* [GIVEN REQUEST]
Omit images. Retype all entries verbatim.

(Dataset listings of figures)
====================

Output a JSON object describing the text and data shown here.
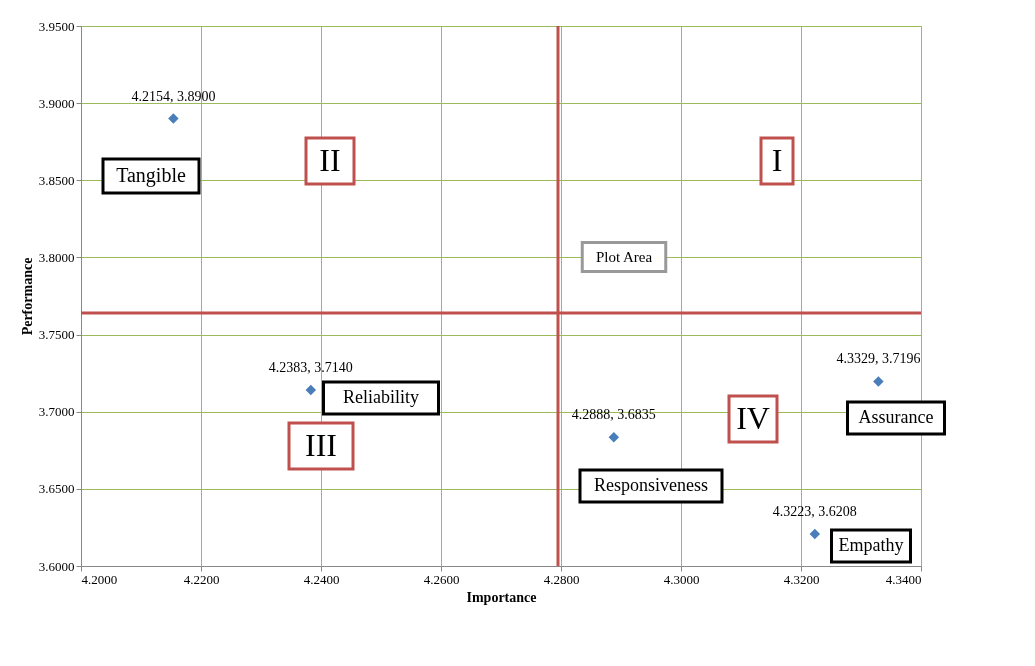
{
  "chart_data": {
    "type": "scatter",
    "xlabel": "Importance",
    "ylabel": "Performance",
    "x": [
      4.2154,
      4.2383,
      4.2888,
      4.3329,
      4.3223
    ],
    "values": [
      3.89,
      3.714,
      3.6835,
      3.7196,
      3.6208
    ],
    "value_labels": [
      "4.2154,  3.8900",
      "4.2383,  3.7140",
      "4.2888,  3.6835",
      "4.3329,  3.7196",
      "4.3223,  3.6208"
    ],
    "color": "#4a7ebb",
    "marker": "diamond",
    "xlim": [
      4.2,
      4.34
    ],
    "xticks": [
      {
        "value": 4.2,
        "label": "4.2000"
      },
      {
        "value": 4.22,
        "label": "4.2200"
      },
      {
        "value": 4.24,
        "label": "4.2400"
      },
      {
        "value": 4.26,
        "label": "4.2600"
      },
      {
        "value": 4.28,
        "label": "4.2800"
      },
      {
        "value": 4.3,
        "label": "4.3000"
      },
      {
        "value": 4.32,
        "label": "4.3200"
      },
      {
        "value": 4.34,
        "label": "4.3400"
      }
    ],
    "ylim": [
      3.6,
      3.95
    ],
    "yticks": [
      {
        "value": 3.6,
        "label": "3.6000"
      },
      {
        "value": 3.65,
        "label": "3.6500"
      },
      {
        "value": 3.7,
        "label": "3.7000"
      },
      {
        "value": 3.75,
        "label": "3.7500"
      },
      {
        "value": 3.8,
        "label": "3.8000"
      },
      {
        "value": 3.85,
        "label": "3.8500"
      },
      {
        "value": 3.9,
        "label": "3.9000"
      },
      {
        "value": 3.95,
        "label": "3.9500"
      }
    ],
    "grid": true,
    "ref_lines": [
      {
        "axis": "x",
        "value": 4.2795,
        "color": "#c0504d"
      },
      {
        "axis": "y",
        "value": 3.764,
        "color": "#c0504d"
      }
    ],
    "annotations": [
      "Tangible",
      "Reliability",
      "Responsiveness",
      "Assurance",
      "Empathy",
      "I",
      "II",
      "III",
      "IV",
      "Plot Area"
    ]
  }
}
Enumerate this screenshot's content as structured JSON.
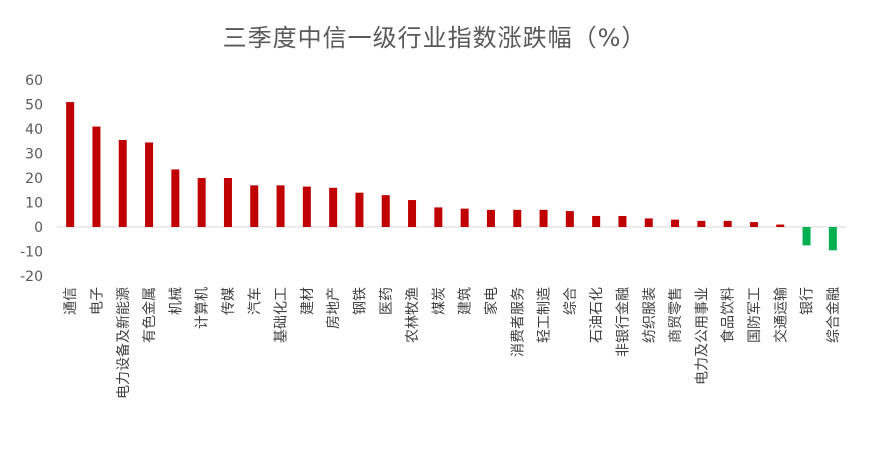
{
  "chart_data": {
    "type": "bar",
    "title": "三季度中信一级行业指数涨跌幅（%）",
    "xlabel": "",
    "ylabel": "",
    "ylim": [
      -20,
      60
    ],
    "yticks": [
      -20,
      -10,
      0,
      10,
      20,
      30,
      40,
      50,
      60
    ],
    "grid": false,
    "legend": "none",
    "colors": {
      "positive": "#C00000",
      "negative": "#00B050",
      "axis": "#D9D9D9"
    },
    "categories": [
      "通信",
      "电子",
      "电力设备及新能源",
      "有色金属",
      "机械",
      "计算机",
      "传媒",
      "汽车",
      "基础化工",
      "建材",
      "房地产",
      "钢铁",
      "医药",
      "农林牧渔",
      "煤炭",
      "建筑",
      "家电",
      "消费者服务",
      "轻工制造",
      "综合",
      "石油石化",
      "非银行金融",
      "纺织服装",
      "商贸零售",
      "电力及公用事业",
      "食品饮料",
      "国防军工",
      "交通运输",
      "银行",
      "综合金融"
    ],
    "values": [
      51,
      41,
      35.5,
      34.5,
      23.5,
      20,
      20,
      17,
      17,
      16.5,
      16,
      14,
      13,
      11,
      8,
      7.5,
      7,
      7,
      7,
      6.5,
      4.5,
      4.5,
      3.5,
      3,
      2.5,
      2.5,
      2,
      1,
      -7.5,
      -9.5
    ]
  }
}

====================

* [THE SOLUTION]
Output a JSON object describing the text and data shown here.
{
  "chart_data": {
    "type": "scatter",
    "xlabel": "Importance",
    "ylabel": "Performance",
    "x": [
      4.2154,
      4.2383,
      4.2888,
      4.3329,
      4.3223
    ],
    "values": [
      3.89,
      3.714,
      3.6835,
      3.7196,
      3.6208
    ],
    "value_labels": [
      "4.2154,  3.8900",
      "4.2383,  3.7140",
      "4.2888,  3.6835",
      "4.3329,  3.7196",
      "4.3223,  3.6208"
    ],
    "color": "#4a7ebb",
    "marker": "diamond",
    "xlim": [
      4.2,
      4.34
    ],
    "xticks": [
      {
        "value": 4.2,
        "label": "4.2000"
      },
      {
        "value": 4.22,
        "label": "4.2200"
      },
      {
        "value": 4.24,
        "label": "4.2400"
      },
      {
        "value": 4.26,
        "label": "4.2600"
      },
      {
        "value": 4.28,
        "label": "4.2800"
      },
      {
        "value": 4.3,
        "label": "4.3000"
      },
      {
        "value": 4.32,
        "label": "4.3200"
      },
      {
        "value": 4.34,
        "label": "4.3400"
      }
    ],
    "ylim": [
      3.6,
      3.95
    ],
    "yticks": [
      {
        "value": 3.6,
        "label": "3.6000"
      },
      {
        "value": 3.65,
        "label": "3.6500"
      },
      {
        "value": 3.7,
        "label": "3.7000"
      },
      {
        "value": 3.75,
        "label": "3.7500"
      },
      {
        "value": 3.8,
        "label": "3.8000"
      },
      {
        "value": 3.85,
        "label": "3.8500"
      },
      {
        "value": 3.9,
        "label": "3.9000"
      },
      {
        "value": 3.95,
        "label": "3.9500"
      }
    ],
    "grid": true,
    "ref_lines": [
      {
        "axis": "x",
        "value": 4.2795,
        "color": "#c0504d"
      },
      {
        "axis": "y",
        "value": 3.764,
        "color": "#c0504d"
      }
    ],
    "annotations": [
      "Tangible",
      "Reliability",
      "Responsiveness",
      "Assurance",
      "Empathy",
      "I",
      "II",
      "III",
      "IV",
      "Plot Area"
    ]
  }
}
Enumerate this screenshot's content as structured JSON.
{
  "chart_data": {
    "type": "bar",
    "title": "三季度中信一级行业指数涨跌幅（%）",
    "xlabel": "",
    "ylabel": "",
    "ylim": [
      -20,
      60
    ],
    "yticks": [
      -20,
      -10,
      0,
      10,
      20,
      30,
      40,
      50,
      60
    ],
    "grid": false,
    "legend": "none",
    "colors": {
      "positive": "#C00000",
      "negative": "#00B050",
      "axis": "#D9D9D9"
    },
    "categories": [
      "通信",
      "电子",
      "电力设备及新能源",
      "有色金属",
      "机械",
      "计算机",
      "传媒",
      "汽车",
      "基础化工",
      "建材",
      "房地产",
      "钢铁",
      "医药",
      "农林牧渔",
      "煤炭",
      "建筑",
      "家电",
      "消费者服务",
      "轻工制造",
      "综合",
      "石油石化",
      "非银行金融",
      "纺织服装",
      "商贸零售",
      "电力及公用事业",
      "食品饮料",
      "国防军工",
      "交通运输",
      "银行",
      "综合金融"
    ],
    "values": [
      51,
      41,
      35.5,
      34.5,
      23.5,
      20,
      20,
      17,
      17,
      16.5,
      16,
      14,
      13,
      11,
      8,
      7.5,
      7,
      7,
      7,
      6.5,
      4.5,
      4.5,
      3.5,
      3,
      2.5,
      2.5,
      2,
      1,
      -7.5,
      -9.5
    ]
  }
}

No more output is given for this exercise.